Requirements: The lines to be set down run from the line containing "Parse this screenshot: output" through the final line of the data below; print them exactly and print nothing else.

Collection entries

▼▼▼

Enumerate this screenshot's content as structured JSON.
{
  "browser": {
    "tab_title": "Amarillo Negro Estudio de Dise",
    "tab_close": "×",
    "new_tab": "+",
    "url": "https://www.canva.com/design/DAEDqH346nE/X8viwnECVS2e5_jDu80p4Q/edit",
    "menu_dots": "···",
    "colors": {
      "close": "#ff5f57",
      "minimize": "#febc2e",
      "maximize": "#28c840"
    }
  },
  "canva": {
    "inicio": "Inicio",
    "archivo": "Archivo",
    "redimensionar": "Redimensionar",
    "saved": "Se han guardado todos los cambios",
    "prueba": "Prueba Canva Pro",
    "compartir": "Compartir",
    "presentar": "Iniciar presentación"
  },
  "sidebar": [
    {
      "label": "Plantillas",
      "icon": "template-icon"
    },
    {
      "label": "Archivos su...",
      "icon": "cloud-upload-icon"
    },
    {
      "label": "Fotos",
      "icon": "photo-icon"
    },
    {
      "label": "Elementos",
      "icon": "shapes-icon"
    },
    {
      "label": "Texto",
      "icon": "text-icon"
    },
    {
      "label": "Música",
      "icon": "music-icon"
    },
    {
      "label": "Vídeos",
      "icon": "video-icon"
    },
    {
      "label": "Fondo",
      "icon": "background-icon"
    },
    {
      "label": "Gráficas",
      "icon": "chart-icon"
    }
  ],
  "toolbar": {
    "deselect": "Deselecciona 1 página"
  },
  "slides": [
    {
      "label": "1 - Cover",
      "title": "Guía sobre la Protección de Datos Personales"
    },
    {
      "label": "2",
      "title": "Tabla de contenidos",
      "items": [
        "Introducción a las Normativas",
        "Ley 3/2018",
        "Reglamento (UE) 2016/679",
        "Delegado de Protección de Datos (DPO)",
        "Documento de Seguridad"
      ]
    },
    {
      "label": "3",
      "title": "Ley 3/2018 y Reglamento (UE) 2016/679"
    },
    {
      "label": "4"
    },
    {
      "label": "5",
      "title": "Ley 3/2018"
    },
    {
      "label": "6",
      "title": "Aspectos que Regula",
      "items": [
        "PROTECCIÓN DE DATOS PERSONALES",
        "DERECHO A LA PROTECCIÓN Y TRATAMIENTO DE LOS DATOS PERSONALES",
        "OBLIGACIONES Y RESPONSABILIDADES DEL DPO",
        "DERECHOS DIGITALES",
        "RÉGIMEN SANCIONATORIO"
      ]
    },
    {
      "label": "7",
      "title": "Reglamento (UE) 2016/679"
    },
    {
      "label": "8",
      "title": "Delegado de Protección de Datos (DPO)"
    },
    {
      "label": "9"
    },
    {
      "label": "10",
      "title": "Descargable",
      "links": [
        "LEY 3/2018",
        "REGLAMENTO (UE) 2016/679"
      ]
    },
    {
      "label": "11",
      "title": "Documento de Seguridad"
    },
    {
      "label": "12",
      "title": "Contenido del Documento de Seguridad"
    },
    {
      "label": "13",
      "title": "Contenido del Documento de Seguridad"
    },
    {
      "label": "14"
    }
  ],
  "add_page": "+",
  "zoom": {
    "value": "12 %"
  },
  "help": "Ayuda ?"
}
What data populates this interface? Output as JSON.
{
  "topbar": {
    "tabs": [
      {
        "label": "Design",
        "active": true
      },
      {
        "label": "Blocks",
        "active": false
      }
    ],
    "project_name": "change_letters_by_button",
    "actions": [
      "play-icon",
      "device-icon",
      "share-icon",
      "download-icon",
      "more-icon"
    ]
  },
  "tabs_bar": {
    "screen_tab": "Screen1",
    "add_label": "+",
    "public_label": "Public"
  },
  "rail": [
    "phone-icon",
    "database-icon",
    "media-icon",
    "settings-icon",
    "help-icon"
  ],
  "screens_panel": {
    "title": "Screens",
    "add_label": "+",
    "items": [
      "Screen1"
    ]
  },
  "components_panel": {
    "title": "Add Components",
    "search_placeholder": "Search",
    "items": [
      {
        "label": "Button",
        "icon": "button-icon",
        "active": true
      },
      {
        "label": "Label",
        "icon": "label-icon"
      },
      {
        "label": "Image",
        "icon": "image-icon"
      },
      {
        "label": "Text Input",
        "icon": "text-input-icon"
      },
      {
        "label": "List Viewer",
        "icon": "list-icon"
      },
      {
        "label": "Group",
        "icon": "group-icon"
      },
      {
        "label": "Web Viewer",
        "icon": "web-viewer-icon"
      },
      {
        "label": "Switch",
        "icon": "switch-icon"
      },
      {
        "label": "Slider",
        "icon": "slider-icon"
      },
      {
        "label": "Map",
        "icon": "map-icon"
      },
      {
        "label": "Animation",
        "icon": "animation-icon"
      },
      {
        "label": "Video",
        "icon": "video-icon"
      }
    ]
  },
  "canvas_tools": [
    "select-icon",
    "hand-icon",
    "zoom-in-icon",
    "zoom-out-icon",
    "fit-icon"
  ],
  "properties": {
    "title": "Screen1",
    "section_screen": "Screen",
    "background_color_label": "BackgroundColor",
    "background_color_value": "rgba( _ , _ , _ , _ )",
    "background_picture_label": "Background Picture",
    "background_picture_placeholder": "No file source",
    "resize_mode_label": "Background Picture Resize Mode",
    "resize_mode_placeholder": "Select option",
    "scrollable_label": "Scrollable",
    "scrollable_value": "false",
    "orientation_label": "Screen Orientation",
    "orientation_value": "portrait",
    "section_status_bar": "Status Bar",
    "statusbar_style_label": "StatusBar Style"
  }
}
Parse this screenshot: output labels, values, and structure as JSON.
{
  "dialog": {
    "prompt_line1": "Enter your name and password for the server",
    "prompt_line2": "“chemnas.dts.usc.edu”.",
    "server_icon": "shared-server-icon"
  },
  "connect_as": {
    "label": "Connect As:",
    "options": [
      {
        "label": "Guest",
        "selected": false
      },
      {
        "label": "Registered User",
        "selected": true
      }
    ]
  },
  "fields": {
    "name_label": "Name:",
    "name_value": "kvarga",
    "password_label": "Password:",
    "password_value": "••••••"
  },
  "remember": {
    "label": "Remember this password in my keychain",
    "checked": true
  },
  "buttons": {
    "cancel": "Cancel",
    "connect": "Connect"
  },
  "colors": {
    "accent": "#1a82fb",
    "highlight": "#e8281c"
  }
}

▲▲▲

Task output:
Parse this screenshot: output labels, values, and structure as JSON.
{
  "dialog": {
    "prompt_line1": "Enter your name and password for the server",
    "prompt_line2": "“chemnas.dts.usc.edu”.",
    "server_icon": "shared-server-icon"
  },
  "connect_as": {
    "label": "Connect As:",
    "options": [
      {
        "label": "Guest",
        "selected": false
      },
      {
        "label": "Registered User",
        "selected": true
      }
    ]
  },
  "fields": {
    "name_label": "Name:",
    "name_value": "kvarga",
    "password_label": "Password:",
    "password_value": "••••••"
  },
  "remember": {
    "label": "Remember this password in my keychain",
    "checked": true
  },
  "buttons": {
    "cancel": "Cancel",
    "connect": "Connect"
  },
  "colors": {
    "accent": "#1a82fb",
    "highlight": "#e8281c"
  }
}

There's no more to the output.